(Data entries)

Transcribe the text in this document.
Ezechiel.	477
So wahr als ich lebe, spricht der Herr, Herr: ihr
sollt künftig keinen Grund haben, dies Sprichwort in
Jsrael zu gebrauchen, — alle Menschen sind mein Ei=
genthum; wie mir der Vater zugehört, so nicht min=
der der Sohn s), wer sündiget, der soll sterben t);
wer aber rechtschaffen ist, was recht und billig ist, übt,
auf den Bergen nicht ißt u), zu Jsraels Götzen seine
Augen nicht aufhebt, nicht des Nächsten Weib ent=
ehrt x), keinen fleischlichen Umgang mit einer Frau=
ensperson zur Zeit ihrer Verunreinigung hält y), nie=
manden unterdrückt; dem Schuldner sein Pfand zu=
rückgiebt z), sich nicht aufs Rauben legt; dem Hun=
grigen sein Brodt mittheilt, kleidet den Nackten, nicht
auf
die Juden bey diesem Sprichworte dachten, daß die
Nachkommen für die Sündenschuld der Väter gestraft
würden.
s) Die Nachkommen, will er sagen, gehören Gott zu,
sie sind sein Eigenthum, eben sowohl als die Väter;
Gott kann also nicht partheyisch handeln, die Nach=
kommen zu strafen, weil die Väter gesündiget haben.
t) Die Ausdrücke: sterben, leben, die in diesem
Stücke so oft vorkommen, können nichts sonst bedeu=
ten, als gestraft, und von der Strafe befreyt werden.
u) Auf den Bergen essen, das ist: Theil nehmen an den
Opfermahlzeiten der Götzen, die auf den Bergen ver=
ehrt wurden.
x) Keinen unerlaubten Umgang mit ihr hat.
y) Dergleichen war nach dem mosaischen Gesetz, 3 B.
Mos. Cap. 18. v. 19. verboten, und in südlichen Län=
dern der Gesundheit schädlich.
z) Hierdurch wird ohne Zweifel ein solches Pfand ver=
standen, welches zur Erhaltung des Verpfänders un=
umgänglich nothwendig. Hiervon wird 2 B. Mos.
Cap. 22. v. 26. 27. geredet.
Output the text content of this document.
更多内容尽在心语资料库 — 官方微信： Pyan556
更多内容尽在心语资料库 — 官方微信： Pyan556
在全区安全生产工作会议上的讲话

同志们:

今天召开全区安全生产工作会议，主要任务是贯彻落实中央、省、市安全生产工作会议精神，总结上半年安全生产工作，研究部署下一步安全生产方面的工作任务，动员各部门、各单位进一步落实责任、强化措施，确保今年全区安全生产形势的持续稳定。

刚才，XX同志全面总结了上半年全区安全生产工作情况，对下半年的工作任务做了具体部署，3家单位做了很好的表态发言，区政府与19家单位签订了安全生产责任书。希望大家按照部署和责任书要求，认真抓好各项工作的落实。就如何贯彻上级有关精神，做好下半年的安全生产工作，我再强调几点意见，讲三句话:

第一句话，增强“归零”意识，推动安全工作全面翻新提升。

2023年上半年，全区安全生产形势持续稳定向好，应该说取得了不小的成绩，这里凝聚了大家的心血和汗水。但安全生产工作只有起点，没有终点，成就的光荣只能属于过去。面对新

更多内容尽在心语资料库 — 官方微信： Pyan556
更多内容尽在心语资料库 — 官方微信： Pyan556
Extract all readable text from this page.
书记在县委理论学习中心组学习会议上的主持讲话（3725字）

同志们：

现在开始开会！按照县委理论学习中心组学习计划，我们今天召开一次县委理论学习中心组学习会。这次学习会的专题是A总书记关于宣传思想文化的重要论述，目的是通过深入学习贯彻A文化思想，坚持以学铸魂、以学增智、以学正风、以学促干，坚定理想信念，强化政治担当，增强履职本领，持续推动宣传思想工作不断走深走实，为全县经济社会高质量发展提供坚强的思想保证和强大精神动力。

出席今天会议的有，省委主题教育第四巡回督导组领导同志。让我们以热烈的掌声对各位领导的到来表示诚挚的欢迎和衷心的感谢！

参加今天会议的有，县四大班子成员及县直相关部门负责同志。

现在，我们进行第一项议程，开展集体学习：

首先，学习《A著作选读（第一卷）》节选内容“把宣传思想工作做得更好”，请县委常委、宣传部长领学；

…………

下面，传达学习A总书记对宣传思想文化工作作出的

WORK TO BE COMPLETED:
Repeat the material above exactly.

PROBLEM SOLUTION:
Transcribe the text in this document.
Ezechiel.	477
So wahr als ich lebe, spricht der Herr, Herr: ihr
sollt künftig keinen Grund haben, dies Sprichwort in
Jsrael zu gebrauchen, — alle Menschen sind mein Ei=
genthum; wie mir der Vater zugehört, so nicht min=
der der Sohn s), wer sündiget, der soll sterben t);
wer aber rechtschaffen ist, was recht und billig ist, übt,
auf den Bergen nicht ißt u), zu Jsraels Götzen seine
Augen nicht aufhebt, nicht des Nächsten Weib ent=
ehrt x), keinen fleischlichen Umgang mit einer Frau=
ensperson zur Zeit ihrer Verunreinigung hält y), nie=
manden unterdrückt; dem Schuldner sein Pfand zu=
rückgiebt z), sich nicht aufs Rauben legt; dem Hun=
grigen sein Brodt mittheilt, kleidet den Nackten, nicht
auf
die Juden bey diesem Sprichworte dachten, daß die
Nachkommen für die Sündenschuld der Väter gestraft
würden.
s) Die Nachkommen, will er sagen, gehören Gott zu,
sie sind sein Eigenthum, eben sowohl als die Väter;
Gott kann also nicht partheyisch handeln, die Nach=
kommen zu strafen, weil die Väter gesündiget haben.
t) Die Ausdrücke: sterben, leben, die in diesem
Stücke so oft vorkommen, können nichts sonst bedeu=
ten, als gestraft, und von der Strafe befreyt werden.
u) Auf den Bergen essen, das ist: Theil nehmen an den
Opfermahlzeiten der Götzen, die auf den Bergen ver=
ehrt wurden.
x) Keinen unerlaubten Umgang mit ihr hat.
y) Dergleichen war nach dem mosaischen Gesetz, 3 B.
Mos. Cap. 18. v. 19. verboten, und in südlichen Län=
dern der Gesundheit schädlich.
z) Hierdurch wird ohne Zweifel ein solches Pfand ver=
standen, welches zur Erhaltung des Verpfänders un=
umgänglich nothwendig. Hiervon wird 2 B. Mos.
Cap. 22. v. 26. 27. geredet.
Output the text content of this document.
更多内容尽在心语资料库 — 官方微信： Pyan556
更多内容尽在心语资料库 — 官方微信： Pyan556
在全区安全生产工作会议上的讲话

同志们:

今天召开全区安全生产工作会议，主要任务是贯彻落实中央、省、市安全生产工作会议精神，总结上半年安全生产工作，研究部署下一步安全生产方面的工作任务，动员各部门、各单位进一步落实责任、强化措施，确保今年全区安全生产形势的持续稳定。

刚才，XX同志全面总结了上半年全区安全生产工作情况，对下半年的工作任务做了具体部署，3家单位做了很好的表态发言，区政府与19家单位签订了安全生产责任书。希望大家按照部署和责任书要求，认真抓好各项工作的落实。就如何贯彻上级有关精神，做好下半年的安全生产工作，我再强调几点意见，讲三句话:

第一句话，增强“归零”意识，推动安全工作全面翻新提升。

2023年上半年，全区安全生产形势持续稳定向好，应该说取得了不小的成绩，这里凝聚了大家的心血和汗水。但安全生产工作只有起点，没有终点，成就的光荣只能属于过去。面对新

更多内容尽在心语资料库 — 官方微信： Pyan556
更多内容尽在心语资料库 — 官方微信： Pyan556
Extract all readable text from this page.
书记在县委理论学习中心组学习会议上的主持讲话（3725字）

同志们：

现在开始开会！按照县委理论学习中心组学习计划，我们今天召开一次县委理论学习中心组学习会。这次学习会的专题是A总书记关于宣传思想文化的重要论述，目的是通过深入学习贯彻A文化思想，坚持以学铸魂、以学增智、以学正风、以学促干，坚定理想信念，强化政治担当，增强履职本领，持续推动宣传思想工作不断走深走实，为全县经济社会高质量发展提供坚强的思想保证和强大精神动力。

出席今天会议的有，省委主题教育第四巡回督导组领导同志。让我们以热烈的掌声对各位领导的到来表示诚挚的欢迎和衷心的感谢！

参加今天会议的有，县四大班子成员及县直相关部门负责同志。

现在，我们进行第一项议程，开展集体学习：

首先，学习《A著作选读（第一卷）》节选内容“把宣传思想工作做得更好”，请县委常委、宣传部长领学；

…………

下面，传达学习A总书记对宣传思想文化工作作出的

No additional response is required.